═══ ENTRIES SHOWN
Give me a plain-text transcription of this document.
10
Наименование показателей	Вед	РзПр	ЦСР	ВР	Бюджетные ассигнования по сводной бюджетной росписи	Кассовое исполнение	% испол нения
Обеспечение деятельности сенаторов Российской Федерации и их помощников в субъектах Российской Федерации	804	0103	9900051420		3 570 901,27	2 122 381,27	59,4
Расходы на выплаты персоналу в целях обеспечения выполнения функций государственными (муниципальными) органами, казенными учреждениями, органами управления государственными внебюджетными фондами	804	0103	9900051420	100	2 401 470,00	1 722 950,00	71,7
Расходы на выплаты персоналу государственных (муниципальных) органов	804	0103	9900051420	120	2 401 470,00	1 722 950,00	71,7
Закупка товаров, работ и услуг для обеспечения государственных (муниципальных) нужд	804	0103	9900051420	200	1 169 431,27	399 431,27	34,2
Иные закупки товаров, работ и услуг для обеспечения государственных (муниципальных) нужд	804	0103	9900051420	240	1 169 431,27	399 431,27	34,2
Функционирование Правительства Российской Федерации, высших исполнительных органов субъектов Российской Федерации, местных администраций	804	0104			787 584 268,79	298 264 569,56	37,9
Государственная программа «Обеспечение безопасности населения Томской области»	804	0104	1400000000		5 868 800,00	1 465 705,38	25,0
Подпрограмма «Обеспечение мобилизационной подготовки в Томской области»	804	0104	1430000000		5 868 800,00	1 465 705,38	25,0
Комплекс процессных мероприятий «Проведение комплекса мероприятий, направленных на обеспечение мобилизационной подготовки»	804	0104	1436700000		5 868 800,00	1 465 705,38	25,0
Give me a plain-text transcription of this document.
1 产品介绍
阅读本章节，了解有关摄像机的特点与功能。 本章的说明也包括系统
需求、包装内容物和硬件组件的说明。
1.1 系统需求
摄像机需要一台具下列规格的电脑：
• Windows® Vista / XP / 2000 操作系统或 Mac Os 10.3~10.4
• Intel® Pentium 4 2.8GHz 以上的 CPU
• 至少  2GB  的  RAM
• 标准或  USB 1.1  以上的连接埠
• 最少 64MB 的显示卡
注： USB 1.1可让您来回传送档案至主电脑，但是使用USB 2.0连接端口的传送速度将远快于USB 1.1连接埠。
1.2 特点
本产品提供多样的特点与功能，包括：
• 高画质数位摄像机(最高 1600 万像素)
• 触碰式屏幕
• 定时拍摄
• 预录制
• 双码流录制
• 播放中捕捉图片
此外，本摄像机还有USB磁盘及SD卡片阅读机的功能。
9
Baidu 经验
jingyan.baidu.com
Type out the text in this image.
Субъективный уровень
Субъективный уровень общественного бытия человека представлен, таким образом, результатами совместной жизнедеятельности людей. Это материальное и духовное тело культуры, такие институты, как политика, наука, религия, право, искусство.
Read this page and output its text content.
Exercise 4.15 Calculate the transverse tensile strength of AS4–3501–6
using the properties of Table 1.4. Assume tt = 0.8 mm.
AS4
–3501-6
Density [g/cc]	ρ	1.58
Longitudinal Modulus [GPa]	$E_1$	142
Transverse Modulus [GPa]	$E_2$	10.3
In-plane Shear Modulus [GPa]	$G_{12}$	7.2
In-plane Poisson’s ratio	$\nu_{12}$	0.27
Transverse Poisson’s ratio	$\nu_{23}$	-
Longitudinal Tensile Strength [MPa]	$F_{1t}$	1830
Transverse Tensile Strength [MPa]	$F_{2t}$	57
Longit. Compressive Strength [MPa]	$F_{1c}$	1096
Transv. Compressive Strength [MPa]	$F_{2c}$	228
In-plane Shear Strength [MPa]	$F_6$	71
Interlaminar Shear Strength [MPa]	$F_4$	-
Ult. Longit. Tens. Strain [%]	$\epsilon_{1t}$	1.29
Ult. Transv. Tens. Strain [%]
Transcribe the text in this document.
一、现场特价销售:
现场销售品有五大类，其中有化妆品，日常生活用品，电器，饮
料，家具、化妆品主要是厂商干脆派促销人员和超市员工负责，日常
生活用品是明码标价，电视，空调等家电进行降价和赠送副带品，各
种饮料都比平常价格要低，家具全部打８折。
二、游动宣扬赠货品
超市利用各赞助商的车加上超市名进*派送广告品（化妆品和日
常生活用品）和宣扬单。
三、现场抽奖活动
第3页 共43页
══════
AIM OF THE EXERCISE: Extract the complete set of records unchanged.

RESULT FOR THIS EXERCISE:
Give me a plain-text transcription of this document.
10
Наименование показателей	Вед	РзПр	ЦСР	ВР	Бюджетные ассигнования по сводной бюджетной росписи	Кассовое исполнение	% испол нения
Обеспечение деятельности сенаторов Российской Федерации и их помощников в субъектах Российской Федерации	804	0103	9900051420		3 570 901,27	2 122 381,27	59,4
Расходы на выплаты персоналу в целях обеспечения выполнения функций государственными (муниципальными) органами, казенными учреждениями, органами управления государственными внебюджетными фондами	804	0103	9900051420	100	2 401 470,00	1 722 950,00	71,7
Расходы на выплаты персоналу государственных (муниципальных) органов	804	0103	9900051420	120	2 401 470,00	1 722 950,00	71,7
Закупка товаров, работ и услуг для обеспечения государственных (муниципальных) нужд	804	0103	9900051420	200	1 169 431,27	399 431,27	34,2
Иные закупки товаров, работ и услуг для обеспечения государственных (муниципальных) нужд	804	0103	9900051420	240	1 169 431,27	399 431,27	34,2
Функционирование Правительства Российской Федерации, высших исполнительных органов субъектов Российской Федерации, местных администраций	804	0104			787 584 268,79	298 264 569,56	37,9
Государственная программа «Обеспечение безопасности населения Томской области»	804	0104	1400000000		5 868 800,00	1 465 705,38	25,0
Подпрограмма «Обеспечение мобилизационной подготовки в Томской области»	804	0104	1430000000		5 868 800,00	1 465 705,38	25,0
Комплекс процессных мероприятий «Проведение комплекса мероприятий, направленных на обеспечение мобилизационной подготовки»	804	0104	1436700000		5 868 800,00	1 465 705,38	25,0
Give me a plain-text transcription of this document.
1 产品介绍
阅读本章节，了解有关摄像机的特点与功能。 本章的说明也包括系统
需求、包装内容物和硬件组件的说明。
1.1 系统需求
摄像机需要一台具下列规格的电脑：
• Windows® Vista / XP / 2000 操作系统或 Mac Os 10.3~10.4
• Intel® Pentium 4 2.8GHz 以上的 CPU
• 至少  2GB  的  RAM
• 标准或  USB 1.1  以上的连接埠
• 最少 64MB 的显示卡
注： USB 1.1可让您来回传送档案至主电脑，但是使用USB 2.0连接端口的传送速度将远快于USB 1.1连接埠。
1.2 特点
本产品提供多样的特点与功能，包括：
• 高画质数位摄像机(最高 1600 万像素)
• 触碰式屏幕
• 定时拍摄
• 预录制
• 双码流录制
• 播放中捕捉图片
此外，本摄像机还有USB磁盘及SD卡片阅读机的功能。
9
Baidu 经验
jingyan.baidu.com
Type out the text in this image.
Субъективный уровень
Субъективный уровень общественного бытия человека представлен, таким образом, результатами совместной жизнедеятельности людей. Это материальное и духовное тело культуры, такие институты, как политика, наука, религия, право, искусство.
Read this page and output its text content.
Exercise 4.15 Calculate the transverse tensile strength of AS4–3501–6
using the properties of Table 1.4. Assume tt = 0.8 mm.
AS4
–3501-6
Density [g/cc]	ρ	1.58
Longitudinal Modulus [GPa]	$E_1$	142
Transverse Modulus [GPa]	$E_2$	10.3
In-plane Shear Modulus [GPa]	$G_{12}$	7.2
In-plane Poisson’s ratio	$\nu_{12}$	0.27
Transverse Poisson’s ratio	$\nu_{23}$	-
Longitudinal Tensile Strength [MPa]	$F_{1t}$	1830
Transverse Tensile Strength [MPa]	$F_{2t}$	57
Longit. Compressive Strength [MPa]	$F_{1c}$	1096
Transv. Compressive Strength [MPa]	$F_{2c}$	228
In-plane Shear Strength [MPa]	$F_6$	71
Interlaminar Shear Strength [MPa]	$F_4$	-
Ult. Longit. Tens. Strain [%]	$\epsilon_{1t}$	1.29
Ult. Transv. Tens. Strain [%]
Transcribe the text in this document.
一、现场特价销售:
现场销售品有五大类，其中有化妆品，日常生活用品，电器，饮
料，家具、化妆品主要是厂商干脆派促销人员和超市员工负责，日常
生活用品是明码标价，电视，空调等家电进行降价和赠送副带品，各
种饮料都比平常价格要低，家具全部打８折。
二、游动宣扬赠货品
超市利用各赞助商的车加上超市名进*派送广告品（化妆品和日
常生活用品）和宣扬单。
三、现场抽奖活动
第3页 共43页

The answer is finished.